INSTRUCTION = Retype nothing but the lines running from the line that contains "Extract the structured" to the last line, both ends included, and skip every image.

MATERIAL SUPPLIED =

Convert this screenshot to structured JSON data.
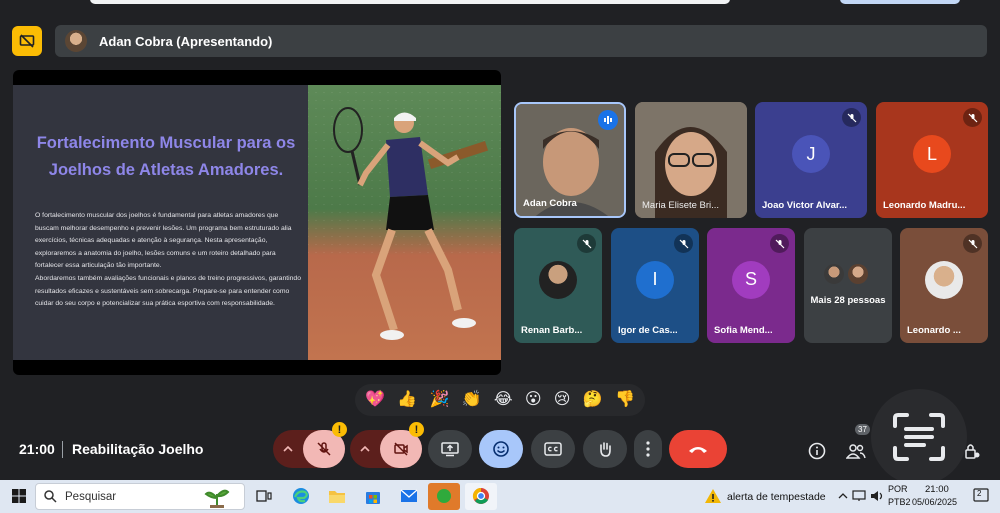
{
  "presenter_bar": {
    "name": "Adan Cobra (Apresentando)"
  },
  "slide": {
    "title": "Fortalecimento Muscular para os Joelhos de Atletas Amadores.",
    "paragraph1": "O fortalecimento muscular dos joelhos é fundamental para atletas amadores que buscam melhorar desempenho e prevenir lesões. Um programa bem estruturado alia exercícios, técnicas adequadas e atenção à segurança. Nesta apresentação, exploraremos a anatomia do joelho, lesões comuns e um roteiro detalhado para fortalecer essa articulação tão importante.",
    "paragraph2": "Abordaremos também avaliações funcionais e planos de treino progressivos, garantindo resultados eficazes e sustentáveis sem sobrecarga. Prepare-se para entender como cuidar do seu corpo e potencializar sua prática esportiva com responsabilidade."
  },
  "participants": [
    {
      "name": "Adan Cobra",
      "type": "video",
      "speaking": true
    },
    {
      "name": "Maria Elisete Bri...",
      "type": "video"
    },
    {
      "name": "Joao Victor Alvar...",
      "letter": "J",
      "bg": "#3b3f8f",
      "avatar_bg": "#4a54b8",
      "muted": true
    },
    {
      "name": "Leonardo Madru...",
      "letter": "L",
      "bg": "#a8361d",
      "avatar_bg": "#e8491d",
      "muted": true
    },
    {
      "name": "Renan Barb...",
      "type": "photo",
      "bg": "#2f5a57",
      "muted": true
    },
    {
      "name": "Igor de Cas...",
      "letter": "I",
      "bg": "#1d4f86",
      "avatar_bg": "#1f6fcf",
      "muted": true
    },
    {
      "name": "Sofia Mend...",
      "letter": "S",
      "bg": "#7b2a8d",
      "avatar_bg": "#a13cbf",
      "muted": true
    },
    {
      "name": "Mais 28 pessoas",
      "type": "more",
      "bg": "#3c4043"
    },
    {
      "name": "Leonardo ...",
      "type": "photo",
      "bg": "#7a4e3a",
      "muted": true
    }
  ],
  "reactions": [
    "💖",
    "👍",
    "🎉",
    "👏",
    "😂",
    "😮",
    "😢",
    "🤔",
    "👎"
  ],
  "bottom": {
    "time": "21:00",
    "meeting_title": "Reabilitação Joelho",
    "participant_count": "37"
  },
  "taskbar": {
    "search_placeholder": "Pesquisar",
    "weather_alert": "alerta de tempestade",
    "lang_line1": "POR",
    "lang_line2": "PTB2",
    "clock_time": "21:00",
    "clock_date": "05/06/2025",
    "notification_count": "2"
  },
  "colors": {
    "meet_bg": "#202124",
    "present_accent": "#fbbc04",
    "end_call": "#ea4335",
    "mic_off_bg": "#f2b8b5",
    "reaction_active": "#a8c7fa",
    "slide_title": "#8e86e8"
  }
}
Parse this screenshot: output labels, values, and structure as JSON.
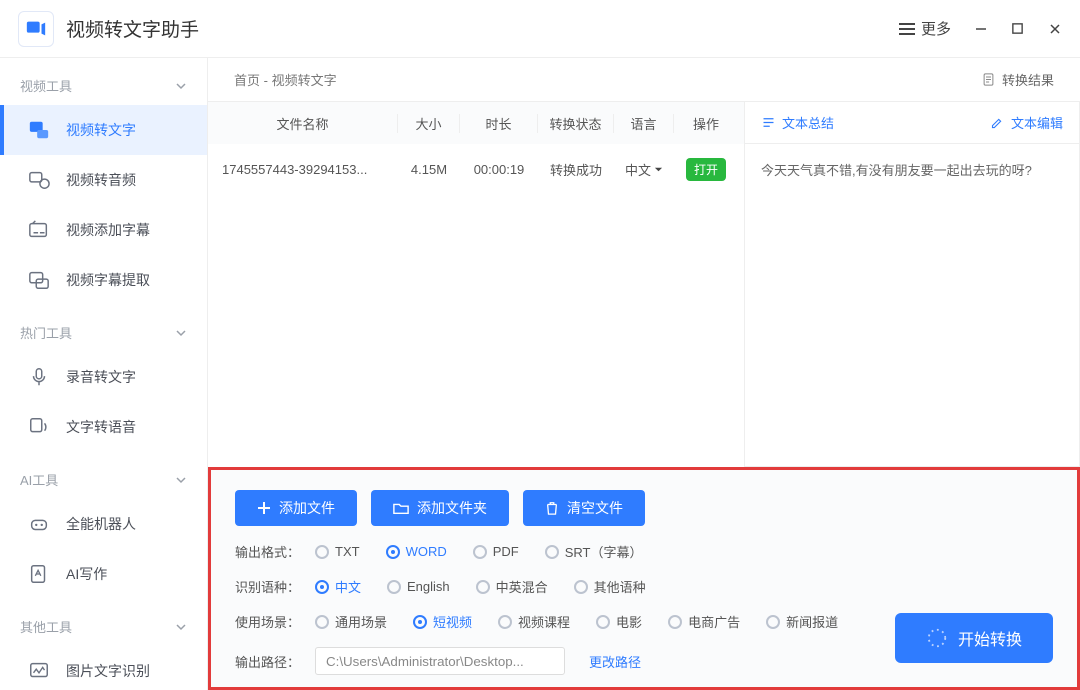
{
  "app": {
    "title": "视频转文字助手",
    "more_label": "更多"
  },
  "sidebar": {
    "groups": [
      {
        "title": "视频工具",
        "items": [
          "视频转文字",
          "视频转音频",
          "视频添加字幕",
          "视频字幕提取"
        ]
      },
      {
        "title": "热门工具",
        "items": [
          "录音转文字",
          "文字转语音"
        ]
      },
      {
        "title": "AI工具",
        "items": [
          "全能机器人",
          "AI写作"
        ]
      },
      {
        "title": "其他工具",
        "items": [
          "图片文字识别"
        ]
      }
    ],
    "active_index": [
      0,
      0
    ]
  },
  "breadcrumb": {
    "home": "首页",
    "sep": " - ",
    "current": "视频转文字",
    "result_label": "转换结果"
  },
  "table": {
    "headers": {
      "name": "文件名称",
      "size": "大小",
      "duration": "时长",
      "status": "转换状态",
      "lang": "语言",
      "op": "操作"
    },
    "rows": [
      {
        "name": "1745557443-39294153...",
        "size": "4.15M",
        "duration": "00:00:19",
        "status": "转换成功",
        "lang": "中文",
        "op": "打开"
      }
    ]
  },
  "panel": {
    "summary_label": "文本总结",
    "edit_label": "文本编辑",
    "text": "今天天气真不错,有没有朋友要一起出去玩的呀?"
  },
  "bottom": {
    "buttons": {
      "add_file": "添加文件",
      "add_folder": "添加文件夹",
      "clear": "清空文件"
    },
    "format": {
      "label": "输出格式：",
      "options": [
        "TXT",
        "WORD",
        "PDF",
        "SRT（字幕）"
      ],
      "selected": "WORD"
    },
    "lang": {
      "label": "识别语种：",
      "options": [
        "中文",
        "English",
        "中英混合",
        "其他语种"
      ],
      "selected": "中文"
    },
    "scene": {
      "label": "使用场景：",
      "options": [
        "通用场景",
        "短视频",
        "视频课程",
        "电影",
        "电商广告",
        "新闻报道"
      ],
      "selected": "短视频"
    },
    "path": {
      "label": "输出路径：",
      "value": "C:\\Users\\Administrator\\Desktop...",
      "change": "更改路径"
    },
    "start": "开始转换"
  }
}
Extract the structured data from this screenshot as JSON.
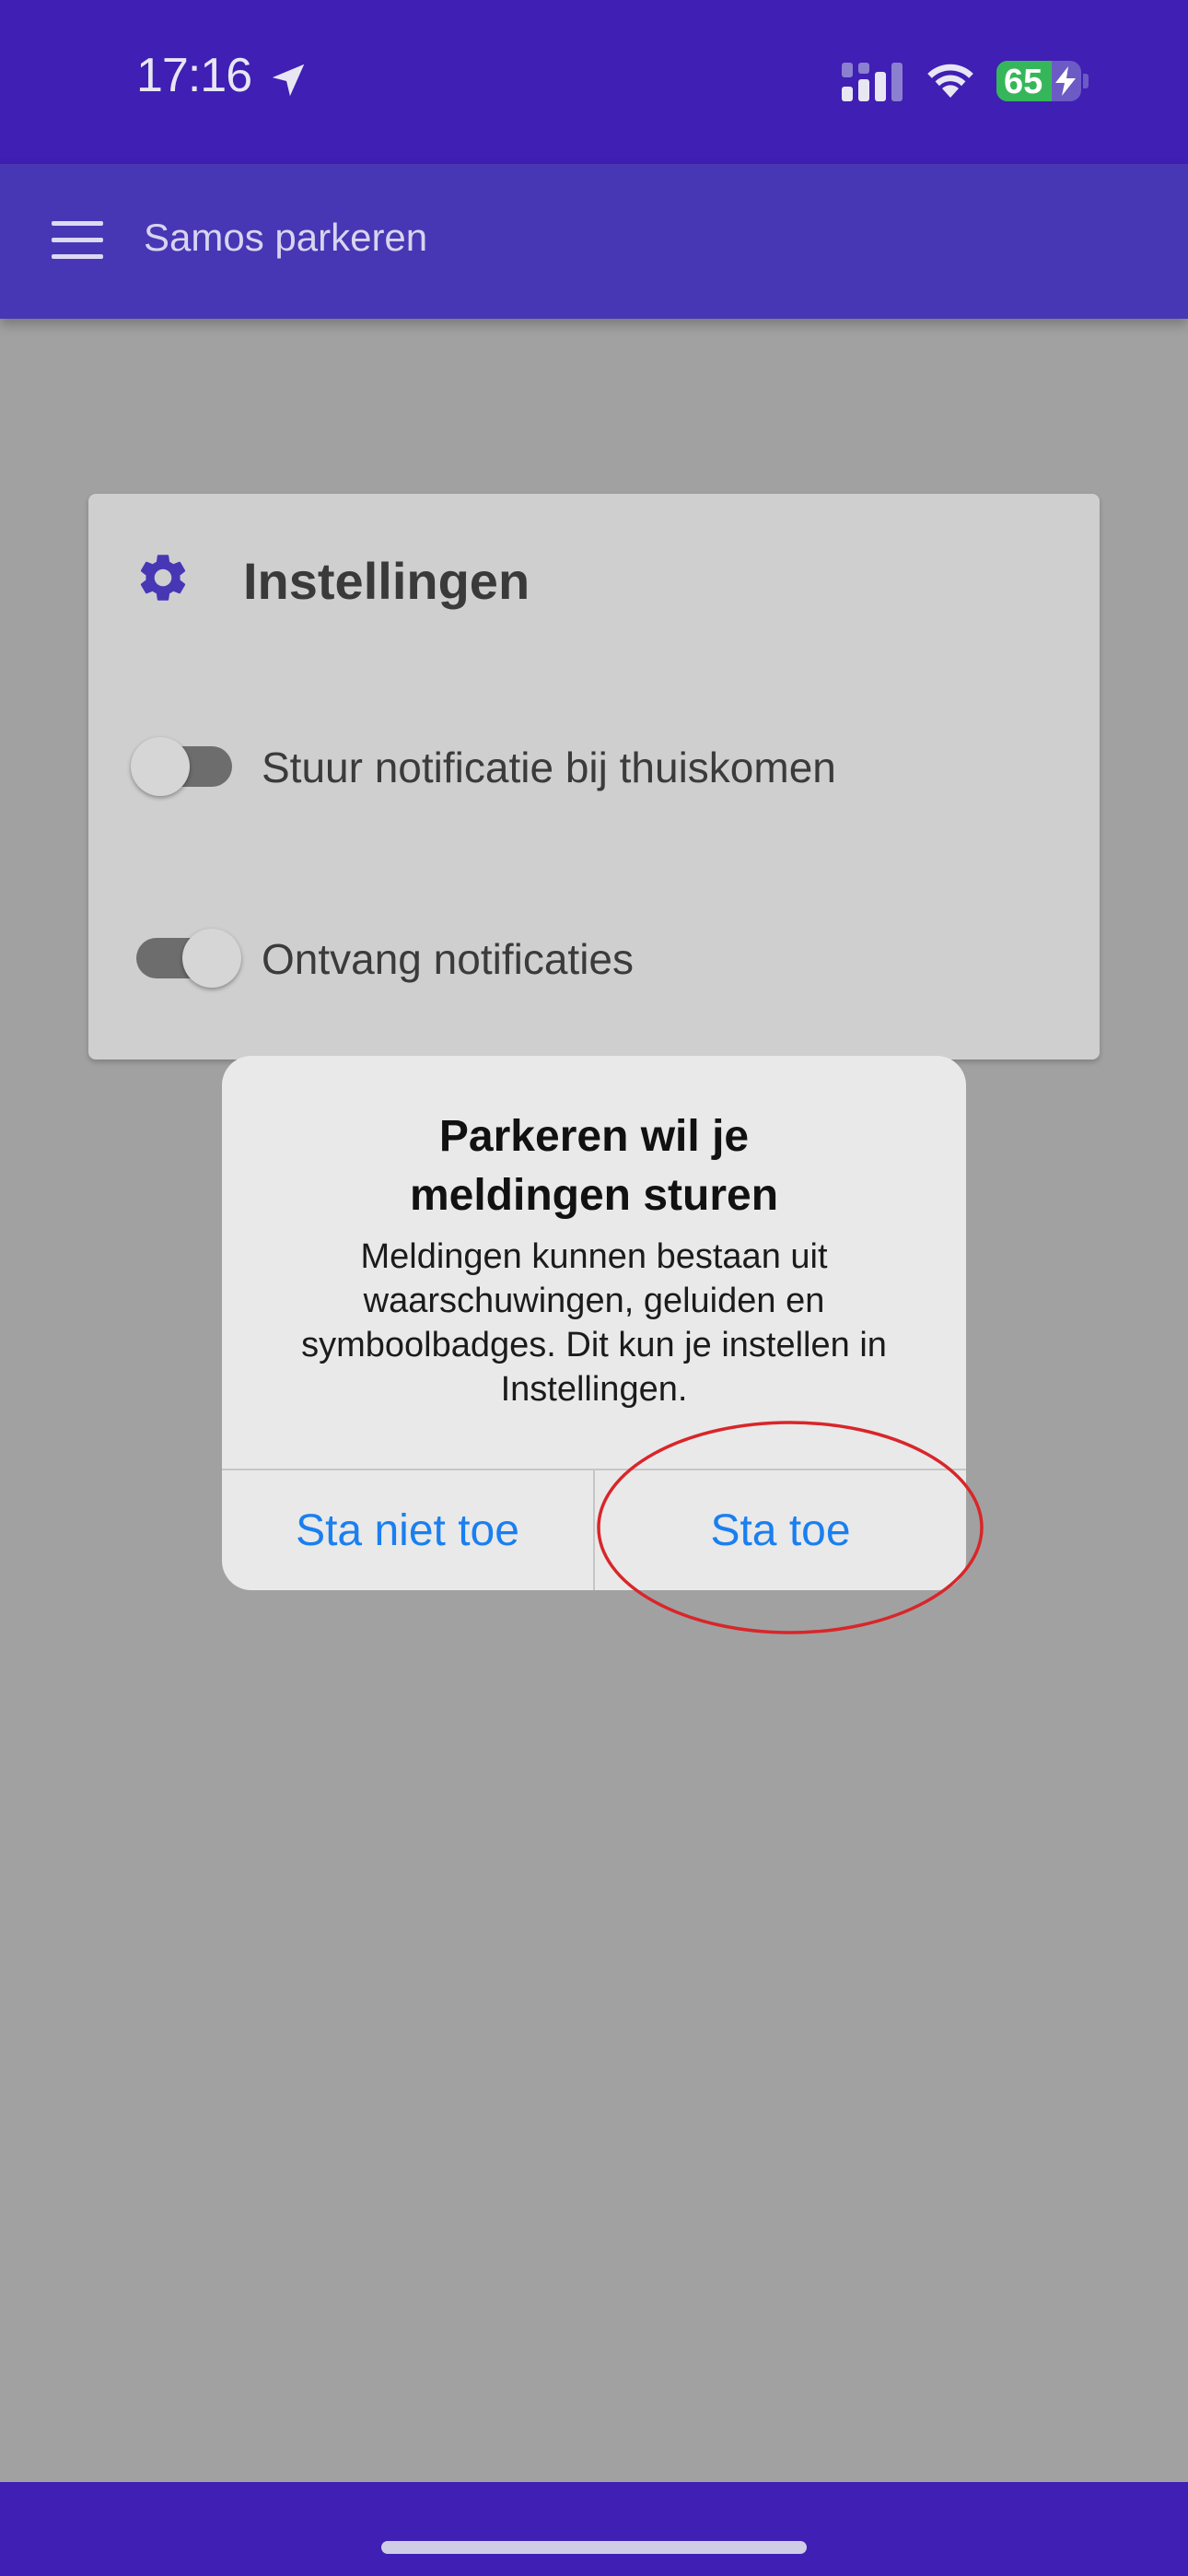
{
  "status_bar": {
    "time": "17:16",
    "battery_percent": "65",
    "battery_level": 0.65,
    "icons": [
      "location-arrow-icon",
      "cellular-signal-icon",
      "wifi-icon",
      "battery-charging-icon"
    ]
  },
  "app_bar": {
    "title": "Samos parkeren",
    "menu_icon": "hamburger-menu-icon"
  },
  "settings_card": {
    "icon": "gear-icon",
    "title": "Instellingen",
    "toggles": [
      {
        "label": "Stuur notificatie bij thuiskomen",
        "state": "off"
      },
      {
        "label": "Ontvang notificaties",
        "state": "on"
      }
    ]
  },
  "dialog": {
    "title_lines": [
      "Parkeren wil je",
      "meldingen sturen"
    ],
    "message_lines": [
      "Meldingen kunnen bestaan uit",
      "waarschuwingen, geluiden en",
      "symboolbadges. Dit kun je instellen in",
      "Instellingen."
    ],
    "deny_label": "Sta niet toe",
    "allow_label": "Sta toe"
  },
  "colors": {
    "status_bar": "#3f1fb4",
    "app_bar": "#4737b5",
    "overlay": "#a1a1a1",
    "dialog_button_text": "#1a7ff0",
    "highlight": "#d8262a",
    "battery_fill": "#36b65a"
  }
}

THE ANSWER =
Extract the structured data from this screenshot as JSON.
{
  "status_bar": {
    "time": "17:16",
    "battery_percent": "65",
    "battery_level": 0.65,
    "icons": [
      "location-arrow-icon",
      "cellular-signal-icon",
      "wifi-icon",
      "battery-charging-icon"
    ]
  },
  "app_bar": {
    "title": "Samos parkeren",
    "menu_icon": "hamburger-menu-icon"
  },
  "settings_card": {
    "icon": "gear-icon",
    "title": "Instellingen",
    "toggles": [
      {
        "label": "Stuur notificatie bij thuiskomen",
        "state": "off"
      },
      {
        "label": "Ontvang notificaties",
        "state": "on"
      }
    ]
  },
  "dialog": {
    "title_lines": [
      "Parkeren wil je",
      "meldingen sturen"
    ],
    "message_lines": [
      "Meldingen kunnen bestaan uit",
      "waarschuwingen, geluiden en",
      "symboolbadges. Dit kun je instellen in",
      "Instellingen."
    ],
    "deny_label": "Sta niet toe",
    "allow_label": "Sta toe"
  },
  "colors": {
    "status_bar": "#3f1fb4",
    "app_bar": "#4737b5",
    "overlay": "#a1a1a1",
    "dialog_button_text": "#1a7ff0",
    "highlight": "#d8262a",
    "battery_fill": "#36b65a"
  }
}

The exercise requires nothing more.